**Short problem**
Give the entries back exactly, dropping each image.

## begin Listed records

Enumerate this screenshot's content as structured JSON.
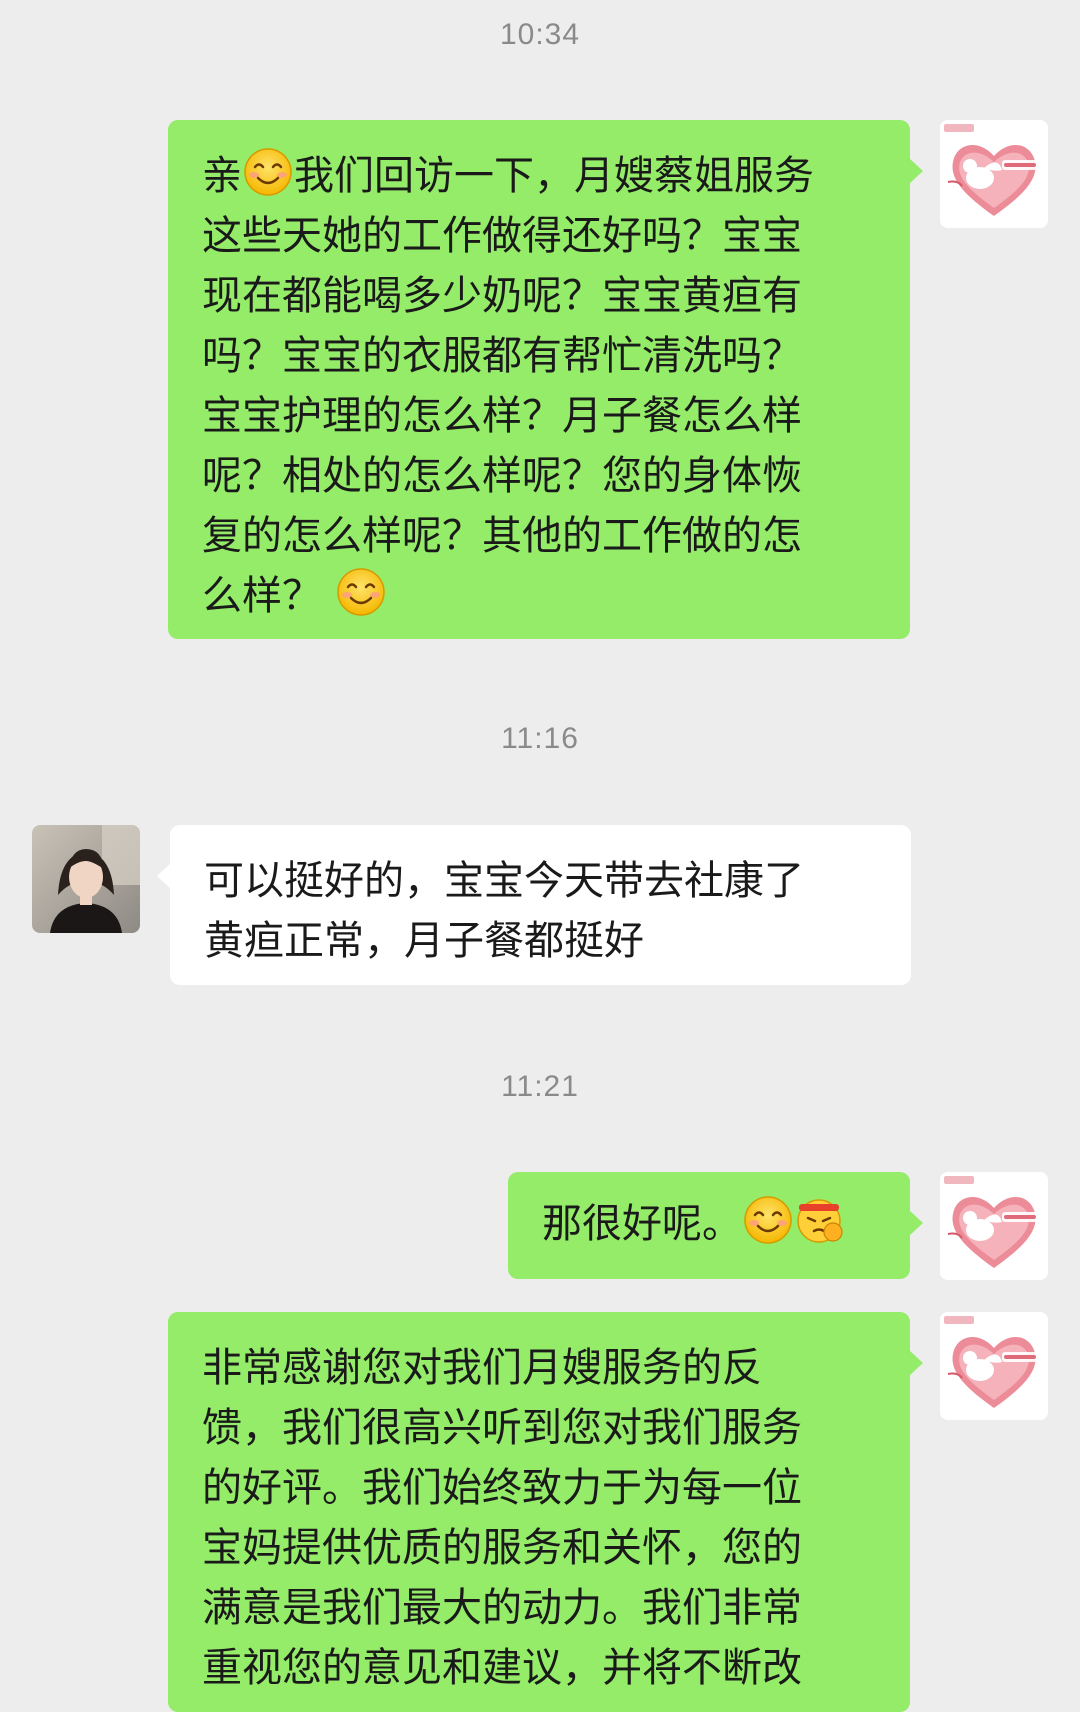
{
  "messages": [
    {
      "type": "time",
      "text": "10:34"
    },
    {
      "type": "msg",
      "side": "me",
      "segments": [
        {
          "t": "亲"
        },
        {
          "e": "smile"
        },
        {
          "t": "我们回访一下，月嫂蔡姐服务"
        },
        {
          "br": 1
        },
        {
          "t": "这些天她的工作做得还好吗？宝宝"
        },
        {
          "br": 1
        },
        {
          "t": "现在都能喝多少奶呢？宝宝黄疸有"
        },
        {
          "br": 1
        },
        {
          "t": "吗？宝宝的衣服都有帮忙清洗吗？"
        },
        {
          "br": 1
        },
        {
          "t": "宝宝护理的怎么样？月子餐怎么样"
        },
        {
          "br": 1
        },
        {
          "t": "呢？相处的怎么样呢？您的身体恢"
        },
        {
          "br": 1
        },
        {
          "t": "复的怎么样呢？其他的工作做的怎"
        },
        {
          "br": 1
        },
        {
          "t": "么样？ "
        },
        {
          "e": "smile"
        }
      ]
    },
    {
      "type": "time",
      "text": "11:16"
    },
    {
      "type": "msg",
      "side": "other",
      "segments": [
        {
          "t": "可以挺好的，宝宝今天带去社康了"
        },
        {
          "br": 1
        },
        {
          "t": "黄疸正常，月子餐都挺好"
        }
      ]
    },
    {
      "type": "time",
      "text": "11:21"
    },
    {
      "type": "msg",
      "side": "me",
      "segments": [
        {
          "t": "那很好呢。"
        },
        {
          "e": "smile"
        },
        {
          "e": "fighting"
        }
      ]
    },
    {
      "type": "msg",
      "side": "me",
      "segments": [
        {
          "t": "非常感谢您对我们月嫂服务的反"
        },
        {
          "br": 1
        },
        {
          "t": "馈，我们很高兴听到您对我们服务"
        },
        {
          "br": 1
        },
        {
          "t": "的好评。我们始终致力于为每一位"
        },
        {
          "br": 1
        },
        {
          "t": "宝妈提供优质的服务和关怀，您的"
        },
        {
          "br": 1
        },
        {
          "t": "满意是我们最大的动力。我们非常"
        },
        {
          "br": 1
        },
        {
          "t": "重视您的意见和建议，并将不断改"
        }
      ]
    }
  ],
  "icons": {
    "me_avatar": "heart-angel-logo-icon",
    "other_avatar": "user-photo-icon"
  },
  "colors": {
    "background": "#ededed",
    "me_bubble": "#95ec69",
    "other_bubble": "#ffffff",
    "time_text": "#8a8a8a"
  }
}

## end Listed records

**Solved exercise**
Enumerate this screenshot's content as structured JSON.
{
  "messages": [
    {
      "type": "time",
      "text": "10:34"
    },
    {
      "type": "msg",
      "side": "me",
      "segments": [
        {
          "t": "亲"
        },
        {
          "e": "smile"
        },
        {
          "t": "我们回访一下，月嫂蔡姐服务"
        },
        {
          "br": 1
        },
        {
          "t": "这些天她的工作做得还好吗？宝宝"
        },
        {
          "br": 1
        },
        {
          "t": "现在都能喝多少奶呢？宝宝黄疸有"
        },
        {
          "br": 1
        },
        {
          "t": "吗？宝宝的衣服都有帮忙清洗吗？"
        },
        {
          "br": 1
        },
        {
          "t": "宝宝护理的怎么样？月子餐怎么样"
        },
        {
          "br": 1
        },
        {
          "t": "呢？相处的怎么样呢？您的身体恢"
        },
        {
          "br": 1
        },
        {
          "t": "复的怎么样呢？其他的工作做的怎"
        },
        {
          "br": 1
        },
        {
          "t": "么样？ "
        },
        {
          "e": "smile"
        }
      ]
    },
    {
      "type": "time",
      "text": "11:16"
    },
    {
      "type": "msg",
      "side": "other",
      "segments": [
        {
          "t": "可以挺好的，宝宝今天带去社康了"
        },
        {
          "br": 1
        },
        {
          "t": "黄疸正常，月子餐都挺好"
        }
      ]
    },
    {
      "type": "time",
      "text": "11:21"
    },
    {
      "type": "msg",
      "side": "me",
      "segments": [
        {
          "t": "那很好呢。"
        },
        {
          "e": "smile"
        },
        {
          "e": "fighting"
        }
      ]
    },
    {
      "type": "msg",
      "side": "me",
      "segments": [
        {
          "t": "非常感谢您对我们月嫂服务的反"
        },
        {
          "br": 1
        },
        {
          "t": "馈，我们很高兴听到您对我们服务"
        },
        {
          "br": 1
        },
        {
          "t": "的好评。我们始终致力于为每一位"
        },
        {
          "br": 1
        },
        {
          "t": "宝妈提供优质的服务和关怀，您的"
        },
        {
          "br": 1
        },
        {
          "t": "满意是我们最大的动力。我们非常"
        },
        {
          "br": 1
        },
        {
          "t": "重视您的意见和建议，并将不断改"
        }
      ]
    }
  ],
  "icons": {
    "me_avatar": "heart-angel-logo-icon",
    "other_avatar": "user-photo-icon"
  },
  "colors": {
    "background": "#ededed",
    "me_bubble": "#95ec69",
    "other_bubble": "#ffffff",
    "time_text": "#8a8a8a"
  }
}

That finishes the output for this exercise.